GIVEN INSTRUCTION » From the listing below, pull each line that includes "sending".

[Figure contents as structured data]
_ _ _ _ _

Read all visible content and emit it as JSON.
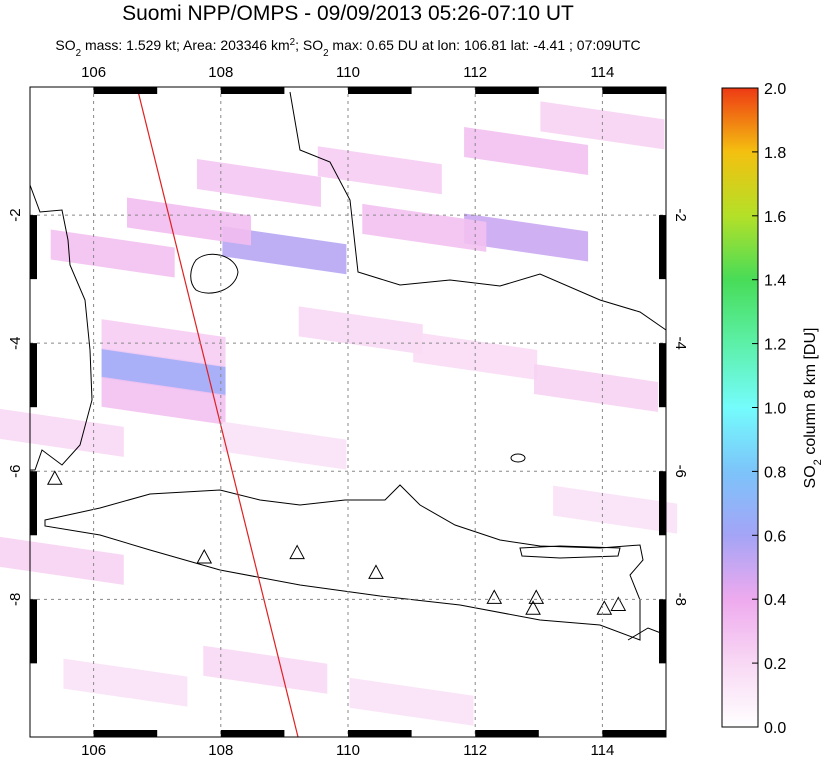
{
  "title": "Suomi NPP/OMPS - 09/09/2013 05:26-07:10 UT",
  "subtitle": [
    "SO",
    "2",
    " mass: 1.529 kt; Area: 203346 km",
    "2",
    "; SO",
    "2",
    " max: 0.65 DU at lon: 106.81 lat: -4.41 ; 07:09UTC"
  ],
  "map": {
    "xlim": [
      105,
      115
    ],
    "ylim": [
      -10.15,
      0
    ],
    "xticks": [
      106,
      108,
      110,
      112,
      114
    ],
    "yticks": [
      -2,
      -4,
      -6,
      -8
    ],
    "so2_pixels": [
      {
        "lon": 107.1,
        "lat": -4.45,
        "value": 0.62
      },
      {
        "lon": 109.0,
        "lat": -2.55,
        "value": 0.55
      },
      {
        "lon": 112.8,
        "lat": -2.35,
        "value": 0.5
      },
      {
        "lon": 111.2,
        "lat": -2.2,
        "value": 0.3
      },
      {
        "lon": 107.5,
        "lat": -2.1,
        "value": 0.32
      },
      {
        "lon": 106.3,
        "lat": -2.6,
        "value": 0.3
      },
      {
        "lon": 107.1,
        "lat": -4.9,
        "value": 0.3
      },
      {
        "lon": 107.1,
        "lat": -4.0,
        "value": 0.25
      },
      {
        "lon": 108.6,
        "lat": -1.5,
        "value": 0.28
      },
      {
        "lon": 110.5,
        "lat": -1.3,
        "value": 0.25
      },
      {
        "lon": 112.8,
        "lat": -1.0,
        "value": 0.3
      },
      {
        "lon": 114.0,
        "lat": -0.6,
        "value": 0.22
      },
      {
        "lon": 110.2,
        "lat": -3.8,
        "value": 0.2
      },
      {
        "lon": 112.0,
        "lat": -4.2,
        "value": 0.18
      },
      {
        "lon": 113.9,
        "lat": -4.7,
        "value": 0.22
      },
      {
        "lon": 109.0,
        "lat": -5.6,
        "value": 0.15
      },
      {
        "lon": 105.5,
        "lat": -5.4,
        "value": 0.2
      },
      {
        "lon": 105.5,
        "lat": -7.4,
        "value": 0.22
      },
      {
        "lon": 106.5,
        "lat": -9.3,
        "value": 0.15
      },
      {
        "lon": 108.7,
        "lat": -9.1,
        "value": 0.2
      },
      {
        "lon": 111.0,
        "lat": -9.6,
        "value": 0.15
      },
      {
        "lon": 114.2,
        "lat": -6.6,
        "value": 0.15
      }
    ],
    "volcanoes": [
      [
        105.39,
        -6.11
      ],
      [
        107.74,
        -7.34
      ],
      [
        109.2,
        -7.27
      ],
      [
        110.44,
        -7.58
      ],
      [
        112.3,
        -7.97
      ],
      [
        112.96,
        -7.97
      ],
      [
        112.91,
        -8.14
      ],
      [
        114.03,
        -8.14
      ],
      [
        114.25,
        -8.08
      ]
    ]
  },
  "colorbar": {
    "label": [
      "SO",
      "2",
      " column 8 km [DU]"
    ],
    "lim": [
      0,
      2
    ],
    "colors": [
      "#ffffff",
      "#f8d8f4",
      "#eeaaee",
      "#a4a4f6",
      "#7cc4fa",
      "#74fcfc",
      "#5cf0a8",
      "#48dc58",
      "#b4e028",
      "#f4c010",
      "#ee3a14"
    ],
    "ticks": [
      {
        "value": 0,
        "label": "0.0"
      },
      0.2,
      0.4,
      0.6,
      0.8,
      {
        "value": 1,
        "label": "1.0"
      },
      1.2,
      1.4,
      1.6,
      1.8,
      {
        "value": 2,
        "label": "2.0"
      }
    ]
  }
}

_ _ _ _ _

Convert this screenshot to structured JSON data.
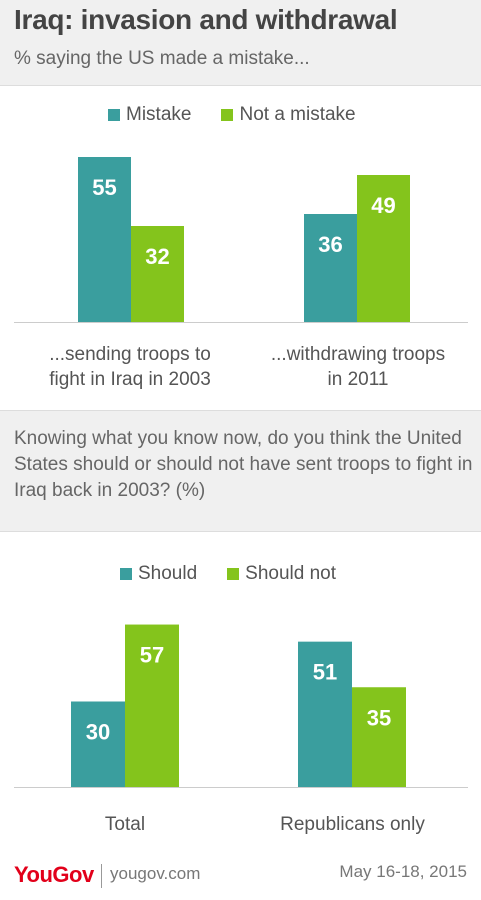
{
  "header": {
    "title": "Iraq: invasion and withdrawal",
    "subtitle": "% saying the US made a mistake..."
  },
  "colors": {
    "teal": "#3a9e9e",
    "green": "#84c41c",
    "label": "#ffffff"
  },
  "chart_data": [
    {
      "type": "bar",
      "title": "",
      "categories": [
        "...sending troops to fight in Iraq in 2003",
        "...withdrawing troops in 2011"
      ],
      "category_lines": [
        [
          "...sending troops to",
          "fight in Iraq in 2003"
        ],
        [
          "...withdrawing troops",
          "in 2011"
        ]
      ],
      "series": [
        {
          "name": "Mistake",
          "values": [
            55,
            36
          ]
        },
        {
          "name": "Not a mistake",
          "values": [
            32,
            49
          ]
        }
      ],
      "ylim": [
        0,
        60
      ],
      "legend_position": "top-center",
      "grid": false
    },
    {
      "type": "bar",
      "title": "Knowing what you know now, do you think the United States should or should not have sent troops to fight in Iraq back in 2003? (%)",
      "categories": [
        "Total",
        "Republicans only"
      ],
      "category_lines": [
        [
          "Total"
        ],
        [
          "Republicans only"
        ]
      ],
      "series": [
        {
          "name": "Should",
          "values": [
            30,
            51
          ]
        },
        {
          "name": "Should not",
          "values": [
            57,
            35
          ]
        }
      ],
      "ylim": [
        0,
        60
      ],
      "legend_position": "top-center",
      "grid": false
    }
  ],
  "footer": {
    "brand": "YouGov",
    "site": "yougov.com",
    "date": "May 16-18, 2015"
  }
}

_ _ _ _ _

ANSWER TO THE TASK »
        "...sending troops to fight in Iraq in 2003",
          "...sending troops to",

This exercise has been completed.